**Required task**
Copy the data word for word, keeping every line.

**Information provided**
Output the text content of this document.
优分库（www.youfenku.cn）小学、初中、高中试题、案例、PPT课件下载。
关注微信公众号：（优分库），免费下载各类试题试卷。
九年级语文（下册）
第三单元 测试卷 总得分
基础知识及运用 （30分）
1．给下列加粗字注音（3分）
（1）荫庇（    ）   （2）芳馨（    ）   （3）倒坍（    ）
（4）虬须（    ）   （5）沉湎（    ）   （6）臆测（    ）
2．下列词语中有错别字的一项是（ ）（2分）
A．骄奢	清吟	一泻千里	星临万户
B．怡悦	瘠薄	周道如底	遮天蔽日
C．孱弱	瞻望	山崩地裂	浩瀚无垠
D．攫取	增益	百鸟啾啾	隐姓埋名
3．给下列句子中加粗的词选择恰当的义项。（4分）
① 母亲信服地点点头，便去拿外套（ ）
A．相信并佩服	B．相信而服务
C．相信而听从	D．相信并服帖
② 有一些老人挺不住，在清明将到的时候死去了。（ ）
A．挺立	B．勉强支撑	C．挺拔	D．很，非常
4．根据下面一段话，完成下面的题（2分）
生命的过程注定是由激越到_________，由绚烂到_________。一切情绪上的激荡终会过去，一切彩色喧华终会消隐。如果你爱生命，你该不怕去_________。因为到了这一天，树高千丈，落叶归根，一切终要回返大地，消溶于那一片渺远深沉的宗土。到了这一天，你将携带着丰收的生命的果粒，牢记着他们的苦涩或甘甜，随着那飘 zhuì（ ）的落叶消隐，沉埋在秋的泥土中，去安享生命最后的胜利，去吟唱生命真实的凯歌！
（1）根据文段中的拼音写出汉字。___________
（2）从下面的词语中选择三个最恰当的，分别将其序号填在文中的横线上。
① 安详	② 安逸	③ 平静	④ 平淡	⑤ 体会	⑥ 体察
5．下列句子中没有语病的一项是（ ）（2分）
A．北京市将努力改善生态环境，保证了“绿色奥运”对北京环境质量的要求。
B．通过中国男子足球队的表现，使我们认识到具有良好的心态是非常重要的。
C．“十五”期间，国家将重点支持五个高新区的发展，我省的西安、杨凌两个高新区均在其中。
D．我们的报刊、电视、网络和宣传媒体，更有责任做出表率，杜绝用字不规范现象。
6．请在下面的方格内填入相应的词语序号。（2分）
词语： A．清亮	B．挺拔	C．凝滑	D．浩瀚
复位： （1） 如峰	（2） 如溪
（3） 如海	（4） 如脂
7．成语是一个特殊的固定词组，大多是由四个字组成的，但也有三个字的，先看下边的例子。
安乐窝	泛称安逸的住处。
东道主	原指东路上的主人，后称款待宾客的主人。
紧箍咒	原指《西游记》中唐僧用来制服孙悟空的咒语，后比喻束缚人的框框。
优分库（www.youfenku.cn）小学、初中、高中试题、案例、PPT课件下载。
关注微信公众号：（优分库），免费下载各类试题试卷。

**Answer to this problem**
Output the text content of this document.
优分库（www.youfenku.cn）小学、初中、高中试题、案例、PPT课件下载。
关注微信公众号：（优分库），免费下载各类试题试卷。
九年级语文（下册）
第三单元 测试卷 总得分
基础知识及运用 （30分）
1．给下列加粗字注音（3分）
（1）荫庇（    ）   （2）芳馨（    ）   （3）倒坍（    ）
（4）虬须（    ）   （5）沉湎（    ）   （6）臆测（    ）
2．下列词语中有错别字的一项是（ ）（2分）
A．骄奢	清吟	一泻千里	星临万户
B．怡悦	瘠薄	周道如底	遮天蔽日
C．孱弱	瞻望	山崩地裂	浩瀚无垠
D．攫取	增益	百鸟啾啾	隐姓埋名
3．给下列句子中加粗的词选择恰当的义项。（4分）
① 母亲信服地点点头，便去拿外套（ ）
A．相信并佩服	B．相信而服务
C．相信而听从	D．相信并服帖
② 有一些老人挺不住，在清明将到的时候死去了。（ ）
A．挺立	B．勉强支撑	C．挺拔	D．很，非常
4．根据下面一段话，完成下面的题（2分）
生命的过程注定是由激越到_________，由绚烂到_________。一切情绪上的激荡终会过去，一切彩色喧华终会消隐。如果你爱生命，你该不怕去_________。因为到了这一天，树高千丈，落叶归根，一切终要回返大地，消溶于那一片渺远深沉的宗土。到了这一天，你将携带着丰收的生命的果粒，牢记着他们的苦涩或甘甜，随着那飘 zhuì（ ）的落叶消隐，沉埋在秋的泥土中，去安享生命最后的胜利，去吟唱生命真实的凯歌！
（1）根据文段中的拼音写出汉字。___________
（2）从下面的词语中选择三个最恰当的，分别将其序号填在文中的横线上。
① 安详	② 安逸	③ 平静	④ 平淡	⑤ 体会	⑥ 体察
5．下列句子中没有语病的一项是（ ）（2分）
A．北京市将努力改善生态环境，保证了“绿色奥运”对北京环境质量的要求。
B．通过中国男子足球队的表现，使我们认识到具有良好的心态是非常重要的。
C．“十五”期间，国家将重点支持五个高新区的发展，我省的西安、杨凌两个高新区均在其中。
D．我们的报刊、电视、网络和宣传媒体，更有责任做出表率，杜绝用字不规范现象。
6．请在下面的方格内填入相应的词语序号。（2分）
词语： A．清亮	B．挺拔	C．凝滑	D．浩瀚
复位： （1） 如峰	（2） 如溪
（3） 如海	（4） 如脂
7．成语是一个特殊的固定词组，大多是由四个字组成的，但也有三个字的，先看下边的例子。
安乐窝	泛称安逸的住处。
东道主	原指东路上的主人，后称款待宾客的主人。
紧箍咒	原指《西游记》中唐僧用来制服孙悟空的咒语，后比喻束缚人的框框。
优分库（www.youfenku.cn）小学、初中、高中试题、案例、PPT课件下载。
关注微信公众号：（优分库），免费下载各类试题试卷。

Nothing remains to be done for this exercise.